Task brief: Pick out the lines below with "icon" and list them.

++++ Material for this task

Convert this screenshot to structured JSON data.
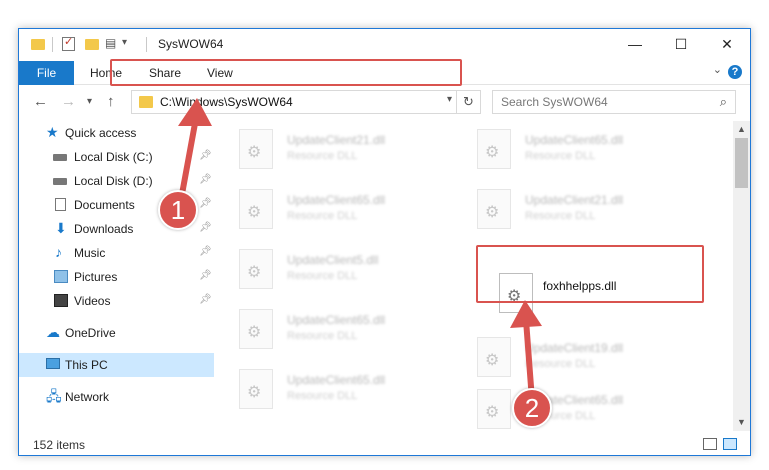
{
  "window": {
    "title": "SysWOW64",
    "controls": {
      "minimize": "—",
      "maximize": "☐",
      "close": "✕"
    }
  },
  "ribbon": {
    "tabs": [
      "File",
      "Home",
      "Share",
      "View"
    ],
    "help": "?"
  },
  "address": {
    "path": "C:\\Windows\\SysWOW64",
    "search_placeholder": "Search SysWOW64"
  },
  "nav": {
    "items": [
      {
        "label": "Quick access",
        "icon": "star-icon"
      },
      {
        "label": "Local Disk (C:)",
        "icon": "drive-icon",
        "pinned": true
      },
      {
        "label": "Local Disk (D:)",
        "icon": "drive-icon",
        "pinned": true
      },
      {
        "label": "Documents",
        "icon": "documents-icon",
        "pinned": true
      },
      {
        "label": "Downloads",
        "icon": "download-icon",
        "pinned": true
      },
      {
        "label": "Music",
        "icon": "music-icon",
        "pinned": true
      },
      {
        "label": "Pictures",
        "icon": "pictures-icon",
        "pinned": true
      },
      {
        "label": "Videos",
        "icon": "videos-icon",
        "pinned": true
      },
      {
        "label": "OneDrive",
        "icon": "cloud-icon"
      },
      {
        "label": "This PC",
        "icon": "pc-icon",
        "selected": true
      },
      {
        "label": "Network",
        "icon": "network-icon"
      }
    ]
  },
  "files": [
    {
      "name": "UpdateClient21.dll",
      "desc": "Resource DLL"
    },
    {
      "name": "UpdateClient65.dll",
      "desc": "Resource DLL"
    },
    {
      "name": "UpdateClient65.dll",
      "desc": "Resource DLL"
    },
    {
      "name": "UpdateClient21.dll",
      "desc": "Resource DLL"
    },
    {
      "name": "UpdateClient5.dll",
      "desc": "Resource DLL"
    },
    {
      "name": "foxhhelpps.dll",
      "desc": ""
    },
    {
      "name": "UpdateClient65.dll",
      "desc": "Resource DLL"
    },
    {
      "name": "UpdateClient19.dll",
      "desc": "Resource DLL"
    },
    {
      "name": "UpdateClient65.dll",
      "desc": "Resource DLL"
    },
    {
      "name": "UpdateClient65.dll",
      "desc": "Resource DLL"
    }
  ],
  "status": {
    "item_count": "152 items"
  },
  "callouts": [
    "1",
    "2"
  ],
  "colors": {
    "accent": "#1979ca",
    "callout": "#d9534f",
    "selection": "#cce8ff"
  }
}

++++++++

Solution:
        "icon": "star-icon"
        "icon": "drive-icon",
        "icon": "drive-icon",
        "icon": "documents-icon",
        "icon": "download-icon",
        "icon": "music-icon",
        "icon": "pictures-icon",
        "icon": "videos-icon",
        "icon": "cloud-icon"
        "icon": "pc-icon",
        "icon": "network-icon"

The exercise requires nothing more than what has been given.